## Stored data
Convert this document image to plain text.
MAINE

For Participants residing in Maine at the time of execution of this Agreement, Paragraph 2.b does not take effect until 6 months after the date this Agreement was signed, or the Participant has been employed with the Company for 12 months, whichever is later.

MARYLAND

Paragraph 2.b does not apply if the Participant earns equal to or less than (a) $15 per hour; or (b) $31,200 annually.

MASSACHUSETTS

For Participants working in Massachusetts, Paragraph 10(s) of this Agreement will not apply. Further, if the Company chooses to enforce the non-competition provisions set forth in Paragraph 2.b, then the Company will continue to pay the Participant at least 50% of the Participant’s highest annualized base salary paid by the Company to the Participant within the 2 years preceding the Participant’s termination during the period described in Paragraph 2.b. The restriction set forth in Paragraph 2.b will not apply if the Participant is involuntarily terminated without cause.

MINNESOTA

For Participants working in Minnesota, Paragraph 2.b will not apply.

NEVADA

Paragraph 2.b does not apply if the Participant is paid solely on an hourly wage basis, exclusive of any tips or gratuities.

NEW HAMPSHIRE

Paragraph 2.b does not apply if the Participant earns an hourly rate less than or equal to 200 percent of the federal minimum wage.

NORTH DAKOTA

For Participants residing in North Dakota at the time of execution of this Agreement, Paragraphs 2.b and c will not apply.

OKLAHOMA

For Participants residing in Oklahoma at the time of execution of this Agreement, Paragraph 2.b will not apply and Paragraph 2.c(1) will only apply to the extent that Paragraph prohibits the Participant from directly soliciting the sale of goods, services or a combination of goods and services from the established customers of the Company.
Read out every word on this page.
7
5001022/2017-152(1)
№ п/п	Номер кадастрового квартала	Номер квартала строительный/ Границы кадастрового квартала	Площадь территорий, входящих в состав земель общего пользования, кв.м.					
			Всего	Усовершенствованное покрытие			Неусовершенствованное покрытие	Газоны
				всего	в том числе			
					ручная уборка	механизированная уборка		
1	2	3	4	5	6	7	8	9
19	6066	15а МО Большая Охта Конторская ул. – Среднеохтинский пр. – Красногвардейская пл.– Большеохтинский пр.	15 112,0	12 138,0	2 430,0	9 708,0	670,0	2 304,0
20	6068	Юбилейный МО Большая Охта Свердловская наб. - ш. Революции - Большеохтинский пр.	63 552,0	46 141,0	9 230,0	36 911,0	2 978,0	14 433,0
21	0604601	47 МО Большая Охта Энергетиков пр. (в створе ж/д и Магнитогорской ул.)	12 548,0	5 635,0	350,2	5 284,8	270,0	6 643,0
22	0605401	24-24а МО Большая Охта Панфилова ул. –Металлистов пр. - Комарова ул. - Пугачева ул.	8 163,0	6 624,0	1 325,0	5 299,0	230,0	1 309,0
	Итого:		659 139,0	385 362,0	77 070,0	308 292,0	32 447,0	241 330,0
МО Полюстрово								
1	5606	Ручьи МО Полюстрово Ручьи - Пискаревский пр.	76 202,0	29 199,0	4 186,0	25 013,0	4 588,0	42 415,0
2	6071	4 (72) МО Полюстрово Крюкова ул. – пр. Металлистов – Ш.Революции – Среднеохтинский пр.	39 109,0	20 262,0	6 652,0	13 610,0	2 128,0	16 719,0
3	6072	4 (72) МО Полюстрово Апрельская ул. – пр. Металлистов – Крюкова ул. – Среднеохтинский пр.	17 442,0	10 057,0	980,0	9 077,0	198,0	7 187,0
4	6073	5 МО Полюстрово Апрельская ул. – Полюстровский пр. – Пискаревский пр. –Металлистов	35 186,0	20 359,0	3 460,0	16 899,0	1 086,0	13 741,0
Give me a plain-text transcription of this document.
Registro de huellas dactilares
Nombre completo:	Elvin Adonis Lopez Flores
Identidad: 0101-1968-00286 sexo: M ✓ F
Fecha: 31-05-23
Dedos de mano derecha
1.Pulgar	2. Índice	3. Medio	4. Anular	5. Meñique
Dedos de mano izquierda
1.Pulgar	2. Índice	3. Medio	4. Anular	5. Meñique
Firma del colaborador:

## Problem
Reproduce every record above exactly as it appears.

## Exercise response
Convert this document image to plain text.
MAINE

For Participants residing in Maine at the time of execution of this Agreement, Paragraph 2.b does not take effect until 6 months after the date this Agreement was signed, or the Participant has been employed with the Company for 12 months, whichever is later.

MARYLAND

Paragraph 2.b does not apply if the Participant earns equal to or less than (a) $15 per hour; or (b) $31,200 annually.

MASSACHUSETTS

For Participants working in Massachusetts, Paragraph 10(s) of this Agreement will not apply. Further, if the Company chooses to enforce the non-competition provisions set forth in Paragraph 2.b, then the Company will continue to pay the Participant at least 50% of the Participant’s highest annualized base salary paid by the Company to the Participant within the 2 years preceding the Participant’s termination during the period described in Paragraph 2.b. The restriction set forth in Paragraph 2.b will not apply if the Participant is involuntarily terminated without cause.

MINNESOTA

For Participants working in Minnesota, Paragraph 2.b will not apply.

NEVADA

Paragraph 2.b does not apply if the Participant is paid solely on an hourly wage basis, exclusive of any tips or gratuities.

NEW HAMPSHIRE

Paragraph 2.b does not apply if the Participant earns an hourly rate less than or equal to 200 percent of the federal minimum wage.

NORTH DAKOTA

For Participants residing in North Dakota at the time of execution of this Agreement, Paragraphs 2.b and c will not apply.

OKLAHOMA

For Participants residing in Oklahoma at the time of execution of this Agreement, Paragraph 2.b will not apply and Paragraph 2.c(1) will only apply to the extent that Paragraph prohibits the Participant from directly soliciting the sale of goods, services or a combination of goods and services from the established customers of the Company.
Read out every word on this page.
7
5001022/2017-152(1)
№ п/п	Номер кадастрового квартала	Номер квартала строительный/ Границы кадастрового квартала	Площадь территорий, входящих в состав земель общего пользования, кв.м.					
			Всего	Усовершенствованное покрытие			Неусовершенствованное покрытие	Газоны
				всего	в том числе			
					ручная уборка	механизированная уборка		
1	2	3	4	5	6	7	8	9
19	6066	15а МО Большая Охта Конторская ул. – Среднеохтинский пр. – Красногвардейская пл.– Большеохтинский пр.	15 112,0	12 138,0	2 430,0	9 708,0	670,0	2 304,0
20	6068	Юбилейный МО Большая Охта Свердловская наб. - ш. Революции - Большеохтинский пр.	63 552,0	46 141,0	9 230,0	36 911,0	2 978,0	14 433,0
21	0604601	47 МО Большая Охта Энергетиков пр. (в створе ж/д и Магнитогорской ул.)	12 548,0	5 635,0	350,2	5 284,8	270,0	6 643,0
22	0605401	24-24а МО Большая Охта Панфилова ул. –Металлистов пр. - Комарова ул. - Пугачева ул.	8 163,0	6 624,0	1 325,0	5 299,0	230,0	1 309,0
	Итого:		659 139,0	385 362,0	77 070,0	308 292,0	32 447,0	241 330,0
МО Полюстрово								
1	5606	Ручьи МО Полюстрово Ручьи - Пискаревский пр.	76 202,0	29 199,0	4 186,0	25 013,0	4 588,0	42 415,0
2	6071	4 (72) МО Полюстрово Крюкова ул. – пр. Металлистов – Ш.Революции – Среднеохтинский пр.	39 109,0	20 262,0	6 652,0	13 610,0	2 128,0	16 719,0
3	6072	4 (72) МО Полюстрово Апрельская ул. – пр. Металлистов – Крюкова ул. – Среднеохтинский пр.	17 442,0	10 057,0	980,0	9 077,0	198,0	7 187,0
4	6073	5 МО Полюстрово Апрельская ул. – Полюстровский пр. – Пискаревский пр. –Металлистов	35 186,0	20 359,0	3 460,0	16 899,0	1 086,0	13 741,0
Give me a plain-text transcription of this document.
Registro de huellas dactilares
Nombre completo:	Elvin Adonis Lopez Flores
Identidad: 0101-1968-00286 sexo: M ✓ F
Fecha: 31-05-23
Dedos de mano derecha
1.Pulgar	2. Índice	3. Medio	4. Anular	5. Meñique
Dedos de mano izquierda
1.Pulgar	2. Índice	3. Medio	4. Anular	5. Meñique
Firma del colaborador:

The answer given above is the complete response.